◆ PROBLEM DETAILS ◆
Find how many lines hold the word "right" and give that number only.

◆ DATASET RECORDS ◆
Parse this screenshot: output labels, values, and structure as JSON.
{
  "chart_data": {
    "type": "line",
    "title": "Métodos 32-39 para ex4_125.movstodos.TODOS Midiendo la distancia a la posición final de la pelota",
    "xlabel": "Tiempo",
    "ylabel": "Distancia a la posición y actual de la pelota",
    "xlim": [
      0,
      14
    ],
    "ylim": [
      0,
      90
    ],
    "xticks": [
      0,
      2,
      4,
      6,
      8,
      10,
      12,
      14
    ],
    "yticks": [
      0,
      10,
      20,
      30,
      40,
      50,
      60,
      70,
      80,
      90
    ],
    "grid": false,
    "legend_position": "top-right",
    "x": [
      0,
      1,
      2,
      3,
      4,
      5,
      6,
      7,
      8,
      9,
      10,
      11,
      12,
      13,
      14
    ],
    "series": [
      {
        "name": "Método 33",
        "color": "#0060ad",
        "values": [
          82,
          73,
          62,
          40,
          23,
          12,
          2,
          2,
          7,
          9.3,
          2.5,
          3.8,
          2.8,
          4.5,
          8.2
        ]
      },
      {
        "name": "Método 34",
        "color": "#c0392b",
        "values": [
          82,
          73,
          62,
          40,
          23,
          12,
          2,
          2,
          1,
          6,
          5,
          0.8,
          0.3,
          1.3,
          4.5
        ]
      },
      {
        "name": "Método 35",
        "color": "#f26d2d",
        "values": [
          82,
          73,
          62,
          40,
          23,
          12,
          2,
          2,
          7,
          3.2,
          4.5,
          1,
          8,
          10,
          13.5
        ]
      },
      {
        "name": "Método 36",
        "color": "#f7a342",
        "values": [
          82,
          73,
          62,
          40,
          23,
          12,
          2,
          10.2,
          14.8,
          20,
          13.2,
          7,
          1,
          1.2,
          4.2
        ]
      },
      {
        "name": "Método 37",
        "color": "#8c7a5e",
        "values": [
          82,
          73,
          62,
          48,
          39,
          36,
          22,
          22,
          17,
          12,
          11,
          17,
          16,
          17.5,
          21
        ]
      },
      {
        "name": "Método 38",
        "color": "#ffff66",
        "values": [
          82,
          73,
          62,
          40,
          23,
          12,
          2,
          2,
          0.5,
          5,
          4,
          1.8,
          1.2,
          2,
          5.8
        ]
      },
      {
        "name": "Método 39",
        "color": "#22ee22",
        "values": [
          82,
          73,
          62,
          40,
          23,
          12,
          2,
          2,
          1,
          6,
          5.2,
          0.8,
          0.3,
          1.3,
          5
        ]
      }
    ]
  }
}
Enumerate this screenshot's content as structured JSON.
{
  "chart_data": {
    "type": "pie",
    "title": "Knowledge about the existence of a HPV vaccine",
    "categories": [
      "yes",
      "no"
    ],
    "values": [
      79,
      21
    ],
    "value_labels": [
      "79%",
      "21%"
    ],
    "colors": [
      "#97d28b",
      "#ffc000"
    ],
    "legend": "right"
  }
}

◆ RESULT OF THIS TASK ◆
2